Please work out how many lines in the material contain "this" and give only that figure.

(Listed records):

--------------------

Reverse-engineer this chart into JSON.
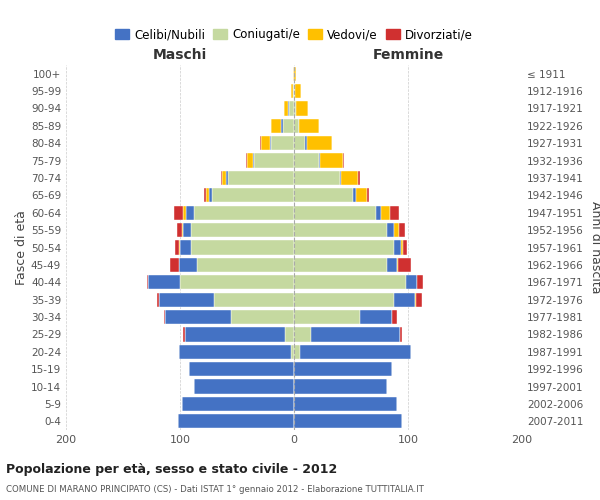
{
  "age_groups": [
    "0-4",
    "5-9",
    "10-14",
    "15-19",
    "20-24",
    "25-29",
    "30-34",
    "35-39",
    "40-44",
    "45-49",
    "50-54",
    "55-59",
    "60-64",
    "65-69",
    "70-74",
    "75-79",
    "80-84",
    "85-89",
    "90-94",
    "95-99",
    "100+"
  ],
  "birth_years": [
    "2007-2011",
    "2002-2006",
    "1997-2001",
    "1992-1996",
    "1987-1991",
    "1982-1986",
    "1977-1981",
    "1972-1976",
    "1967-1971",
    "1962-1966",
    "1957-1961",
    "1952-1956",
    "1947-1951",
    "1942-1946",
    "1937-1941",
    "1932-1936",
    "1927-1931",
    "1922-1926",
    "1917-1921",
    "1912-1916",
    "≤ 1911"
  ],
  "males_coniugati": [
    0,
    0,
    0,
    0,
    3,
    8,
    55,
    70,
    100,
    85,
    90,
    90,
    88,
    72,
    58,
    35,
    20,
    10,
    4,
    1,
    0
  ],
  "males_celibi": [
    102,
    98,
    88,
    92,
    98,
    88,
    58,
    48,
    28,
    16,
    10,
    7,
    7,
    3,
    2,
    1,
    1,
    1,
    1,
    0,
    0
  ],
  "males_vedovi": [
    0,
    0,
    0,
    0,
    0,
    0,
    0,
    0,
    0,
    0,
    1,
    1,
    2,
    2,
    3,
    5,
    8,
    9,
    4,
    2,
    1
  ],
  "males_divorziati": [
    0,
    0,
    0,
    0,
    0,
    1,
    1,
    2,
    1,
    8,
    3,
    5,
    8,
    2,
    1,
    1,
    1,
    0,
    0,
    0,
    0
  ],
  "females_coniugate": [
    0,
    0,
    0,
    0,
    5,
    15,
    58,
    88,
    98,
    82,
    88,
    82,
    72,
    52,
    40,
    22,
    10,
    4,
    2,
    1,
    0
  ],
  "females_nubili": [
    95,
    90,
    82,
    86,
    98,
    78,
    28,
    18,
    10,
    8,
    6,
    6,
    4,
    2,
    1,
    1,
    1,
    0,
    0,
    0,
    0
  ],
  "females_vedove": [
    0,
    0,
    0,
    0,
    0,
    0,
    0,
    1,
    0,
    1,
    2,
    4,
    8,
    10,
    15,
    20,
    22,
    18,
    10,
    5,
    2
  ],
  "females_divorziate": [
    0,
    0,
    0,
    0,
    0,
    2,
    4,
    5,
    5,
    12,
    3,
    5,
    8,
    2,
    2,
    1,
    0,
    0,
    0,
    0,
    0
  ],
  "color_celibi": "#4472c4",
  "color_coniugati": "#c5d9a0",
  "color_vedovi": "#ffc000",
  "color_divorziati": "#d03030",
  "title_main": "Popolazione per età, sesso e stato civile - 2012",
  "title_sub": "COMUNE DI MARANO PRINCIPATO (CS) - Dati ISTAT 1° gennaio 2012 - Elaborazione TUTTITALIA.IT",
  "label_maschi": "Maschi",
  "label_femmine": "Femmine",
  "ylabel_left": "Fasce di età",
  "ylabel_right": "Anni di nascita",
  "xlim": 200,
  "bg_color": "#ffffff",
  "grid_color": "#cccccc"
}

--------------------

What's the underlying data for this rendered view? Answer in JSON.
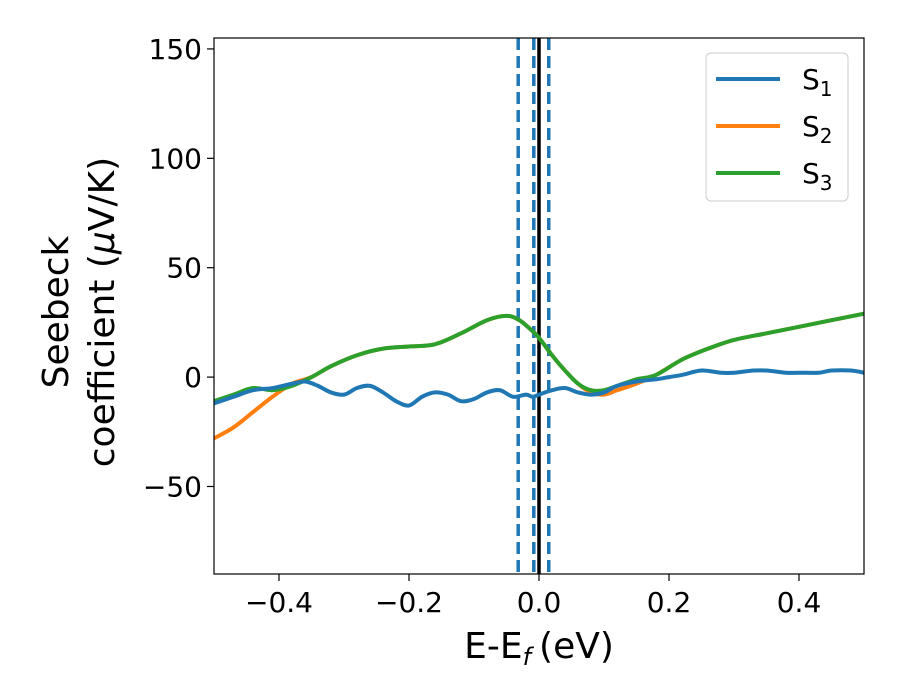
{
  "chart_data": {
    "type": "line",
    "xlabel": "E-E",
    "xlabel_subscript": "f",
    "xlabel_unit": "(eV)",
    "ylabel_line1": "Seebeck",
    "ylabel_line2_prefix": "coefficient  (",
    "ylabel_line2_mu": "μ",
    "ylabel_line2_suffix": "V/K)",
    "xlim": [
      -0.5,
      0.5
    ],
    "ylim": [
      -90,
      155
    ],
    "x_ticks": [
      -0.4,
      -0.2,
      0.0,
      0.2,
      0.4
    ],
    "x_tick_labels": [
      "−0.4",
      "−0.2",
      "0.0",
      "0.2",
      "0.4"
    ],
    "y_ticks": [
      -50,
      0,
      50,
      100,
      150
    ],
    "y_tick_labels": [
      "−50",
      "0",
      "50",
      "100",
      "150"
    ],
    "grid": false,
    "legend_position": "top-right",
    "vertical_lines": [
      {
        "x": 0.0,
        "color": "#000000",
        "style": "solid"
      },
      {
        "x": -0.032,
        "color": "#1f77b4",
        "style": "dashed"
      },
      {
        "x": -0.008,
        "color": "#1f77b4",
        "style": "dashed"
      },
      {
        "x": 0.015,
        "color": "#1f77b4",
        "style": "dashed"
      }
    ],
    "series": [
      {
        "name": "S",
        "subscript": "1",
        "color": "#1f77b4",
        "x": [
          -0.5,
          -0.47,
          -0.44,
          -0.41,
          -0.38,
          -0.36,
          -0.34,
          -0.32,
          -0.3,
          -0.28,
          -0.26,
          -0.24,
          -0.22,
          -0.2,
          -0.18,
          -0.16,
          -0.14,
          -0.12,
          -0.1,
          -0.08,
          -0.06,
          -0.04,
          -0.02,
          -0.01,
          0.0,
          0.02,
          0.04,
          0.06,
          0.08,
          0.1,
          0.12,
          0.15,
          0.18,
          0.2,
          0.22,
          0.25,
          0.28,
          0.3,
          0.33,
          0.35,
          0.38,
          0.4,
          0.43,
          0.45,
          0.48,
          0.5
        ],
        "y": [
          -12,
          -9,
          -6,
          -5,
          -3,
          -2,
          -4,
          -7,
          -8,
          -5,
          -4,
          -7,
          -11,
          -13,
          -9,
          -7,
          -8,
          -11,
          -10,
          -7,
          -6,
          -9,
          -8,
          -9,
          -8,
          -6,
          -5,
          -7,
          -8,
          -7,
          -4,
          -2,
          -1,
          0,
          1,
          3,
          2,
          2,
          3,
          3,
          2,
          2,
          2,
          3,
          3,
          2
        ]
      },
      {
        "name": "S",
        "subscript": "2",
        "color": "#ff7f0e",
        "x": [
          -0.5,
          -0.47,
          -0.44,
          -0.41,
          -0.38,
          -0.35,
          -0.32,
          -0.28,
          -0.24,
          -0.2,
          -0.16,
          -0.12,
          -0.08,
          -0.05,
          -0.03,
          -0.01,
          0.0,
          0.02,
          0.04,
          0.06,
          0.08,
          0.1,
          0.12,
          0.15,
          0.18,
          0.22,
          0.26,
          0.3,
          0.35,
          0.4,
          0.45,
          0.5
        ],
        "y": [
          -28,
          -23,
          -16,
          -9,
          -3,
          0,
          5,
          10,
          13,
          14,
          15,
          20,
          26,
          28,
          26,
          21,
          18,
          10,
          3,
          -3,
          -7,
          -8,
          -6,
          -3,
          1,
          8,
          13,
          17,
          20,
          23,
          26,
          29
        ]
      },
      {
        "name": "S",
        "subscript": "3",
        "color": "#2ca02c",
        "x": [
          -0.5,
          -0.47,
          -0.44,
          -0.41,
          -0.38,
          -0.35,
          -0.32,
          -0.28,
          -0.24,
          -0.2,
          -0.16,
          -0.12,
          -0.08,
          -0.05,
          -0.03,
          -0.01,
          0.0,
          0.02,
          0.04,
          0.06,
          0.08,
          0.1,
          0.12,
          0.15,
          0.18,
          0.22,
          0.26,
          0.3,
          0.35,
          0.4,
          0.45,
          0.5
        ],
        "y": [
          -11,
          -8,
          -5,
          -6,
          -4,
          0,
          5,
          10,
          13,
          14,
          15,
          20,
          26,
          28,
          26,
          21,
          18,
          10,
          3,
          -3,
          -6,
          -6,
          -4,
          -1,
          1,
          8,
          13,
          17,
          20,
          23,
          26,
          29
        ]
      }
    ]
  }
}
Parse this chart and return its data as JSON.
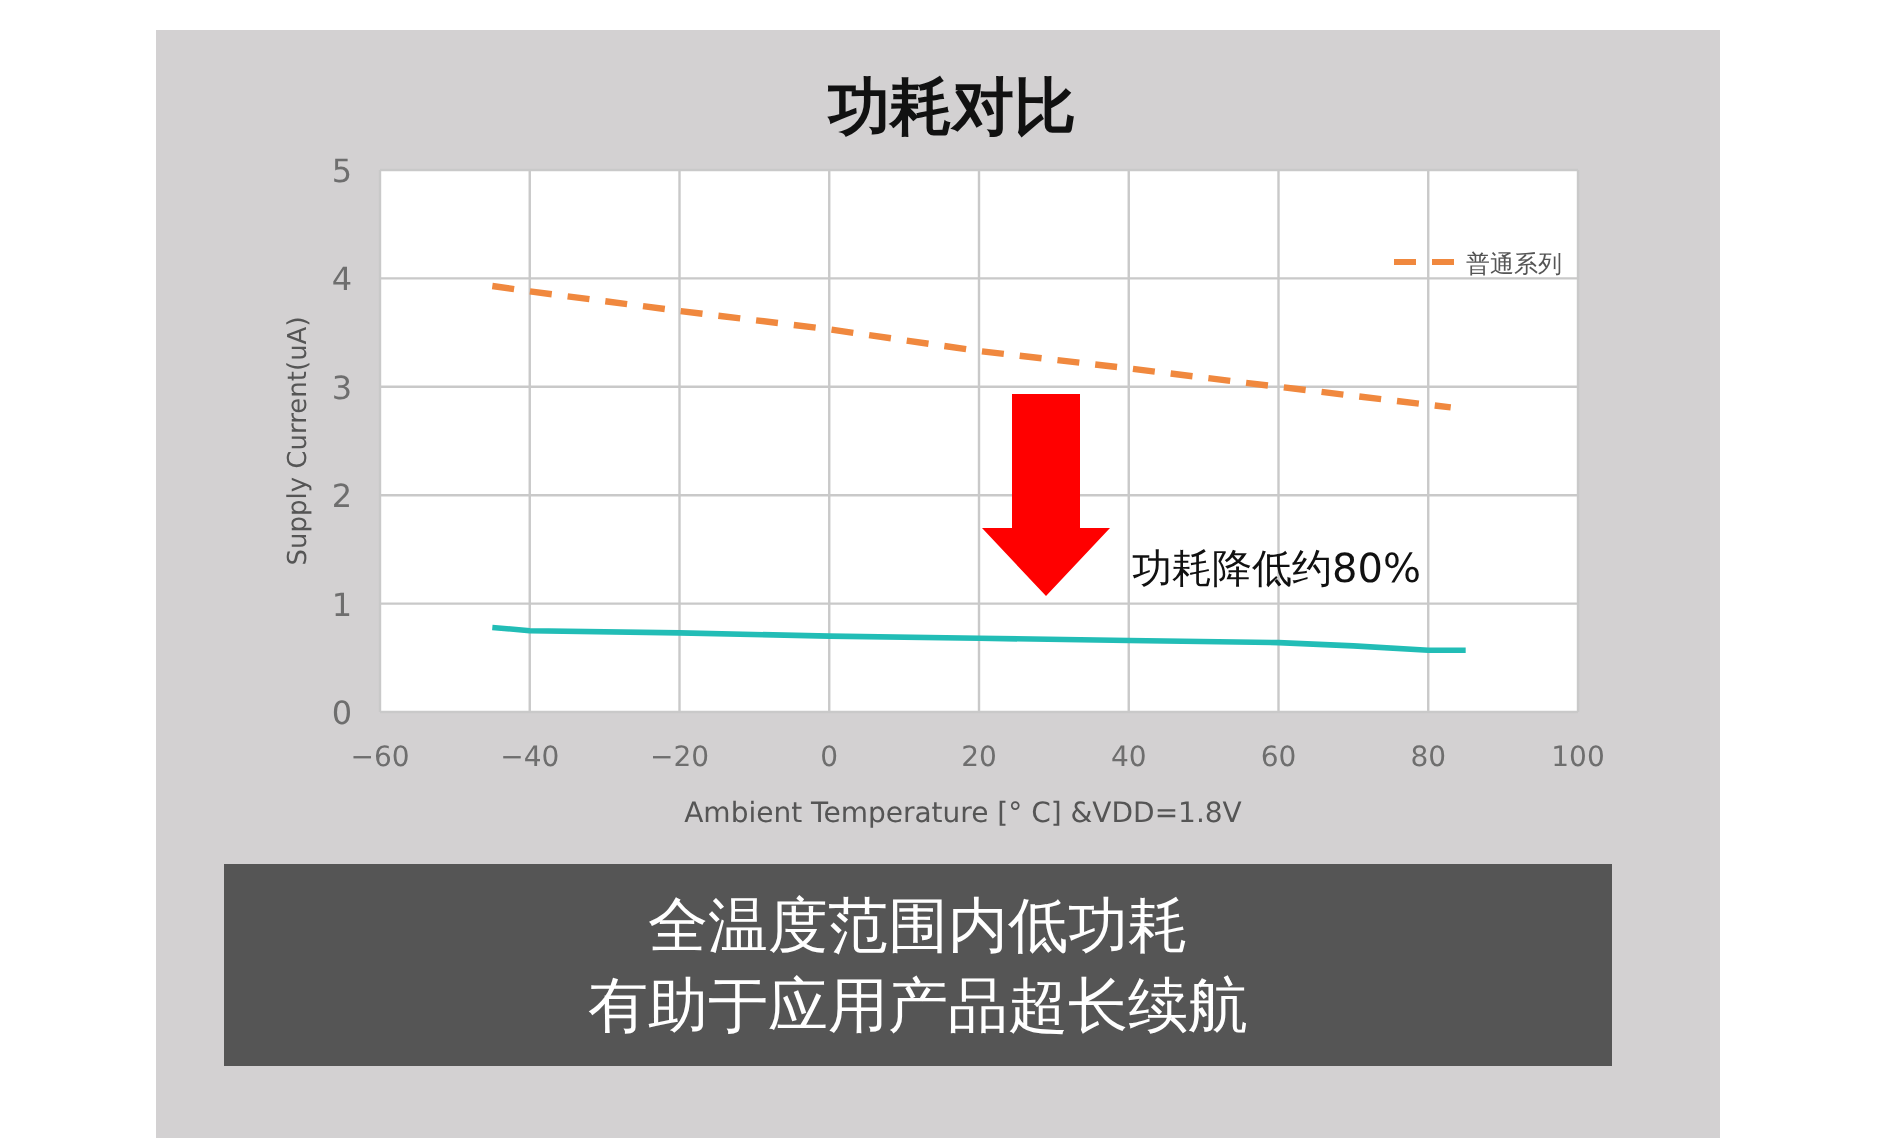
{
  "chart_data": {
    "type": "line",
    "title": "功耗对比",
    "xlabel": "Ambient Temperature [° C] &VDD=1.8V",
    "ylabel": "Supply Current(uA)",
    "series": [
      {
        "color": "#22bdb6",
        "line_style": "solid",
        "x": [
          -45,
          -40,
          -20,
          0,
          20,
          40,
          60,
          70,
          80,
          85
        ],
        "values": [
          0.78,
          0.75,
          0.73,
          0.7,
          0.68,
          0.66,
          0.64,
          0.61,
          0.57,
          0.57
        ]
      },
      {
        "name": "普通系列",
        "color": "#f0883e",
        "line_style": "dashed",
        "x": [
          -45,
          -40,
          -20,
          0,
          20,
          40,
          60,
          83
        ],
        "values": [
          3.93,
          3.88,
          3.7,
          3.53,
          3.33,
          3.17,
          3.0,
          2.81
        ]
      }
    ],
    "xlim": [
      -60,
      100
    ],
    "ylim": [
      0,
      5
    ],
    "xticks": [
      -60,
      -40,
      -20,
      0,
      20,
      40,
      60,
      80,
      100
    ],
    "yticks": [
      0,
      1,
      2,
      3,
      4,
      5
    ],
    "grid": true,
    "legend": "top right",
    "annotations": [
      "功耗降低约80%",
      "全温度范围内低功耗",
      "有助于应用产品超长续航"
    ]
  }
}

--------------------

(Correct output): 3